* WRITTEN PROBLEM:
Each line of the material must be repeated precisely, with the pictures left out.

* SUPPLIED MATERIAL:
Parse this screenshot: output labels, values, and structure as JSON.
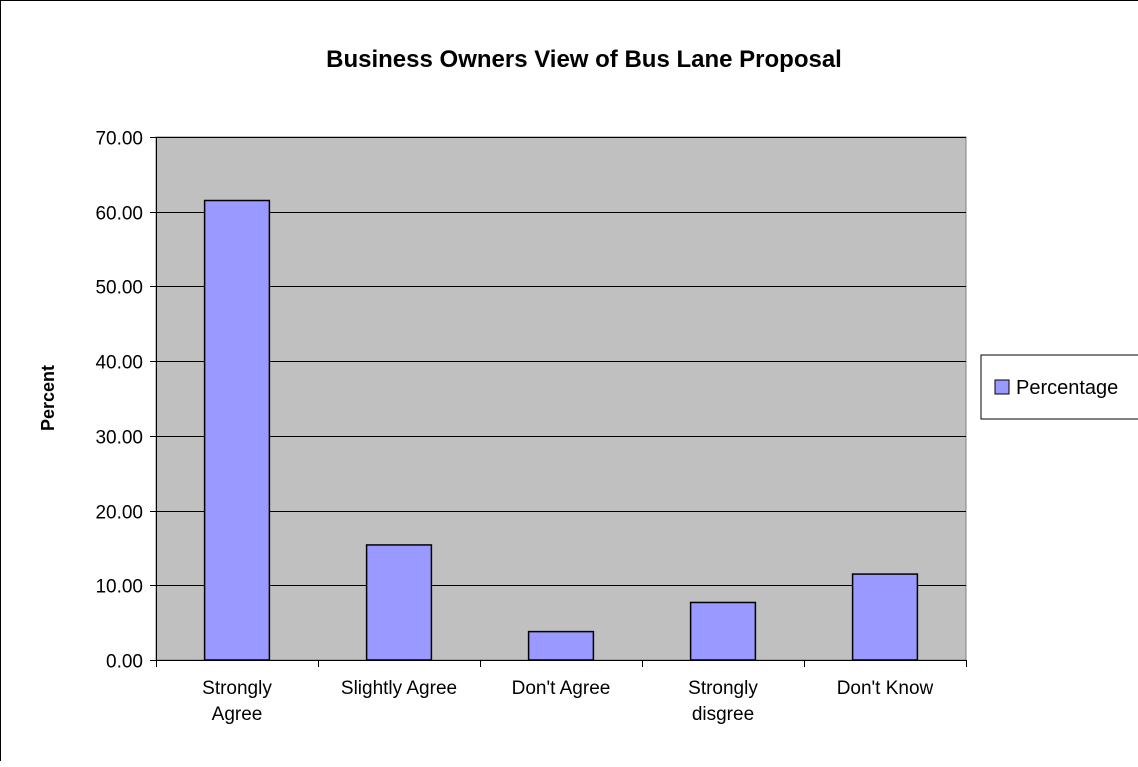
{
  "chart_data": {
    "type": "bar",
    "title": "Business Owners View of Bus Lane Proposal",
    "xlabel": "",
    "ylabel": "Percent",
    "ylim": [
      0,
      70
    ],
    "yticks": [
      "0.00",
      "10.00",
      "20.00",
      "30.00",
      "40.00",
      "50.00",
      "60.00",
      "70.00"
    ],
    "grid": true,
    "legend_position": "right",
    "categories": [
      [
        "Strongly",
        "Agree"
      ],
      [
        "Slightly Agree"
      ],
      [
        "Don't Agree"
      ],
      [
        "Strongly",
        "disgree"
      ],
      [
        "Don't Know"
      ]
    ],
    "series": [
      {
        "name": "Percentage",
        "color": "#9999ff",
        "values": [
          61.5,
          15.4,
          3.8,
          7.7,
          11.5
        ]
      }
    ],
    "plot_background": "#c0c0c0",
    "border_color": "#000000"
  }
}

* EXPECTED ANSWER:
Parse this screenshot: output labels, values, and structure as JSON.
{
  "chart_data": {
    "type": "bar",
    "title": "Business Owners View of Bus Lane Proposal",
    "xlabel": "",
    "ylabel": "Percent",
    "ylim": [
      0,
      70
    ],
    "yticks": [
      "0.00",
      "10.00",
      "20.00",
      "30.00",
      "40.00",
      "50.00",
      "60.00",
      "70.00"
    ],
    "grid": true,
    "legend_position": "right",
    "categories": [
      [
        "Strongly",
        "Agree"
      ],
      [
        "Slightly Agree"
      ],
      [
        "Don't Agree"
      ],
      [
        "Strongly",
        "disgree"
      ],
      [
        "Don't Know"
      ]
    ],
    "series": [
      {
        "name": "Percentage",
        "color": "#9999ff",
        "values": [
          61.5,
          15.4,
          3.8,
          7.7,
          11.5
        ]
      }
    ],
    "plot_background": "#c0c0c0",
    "border_color": "#000000"
  }
}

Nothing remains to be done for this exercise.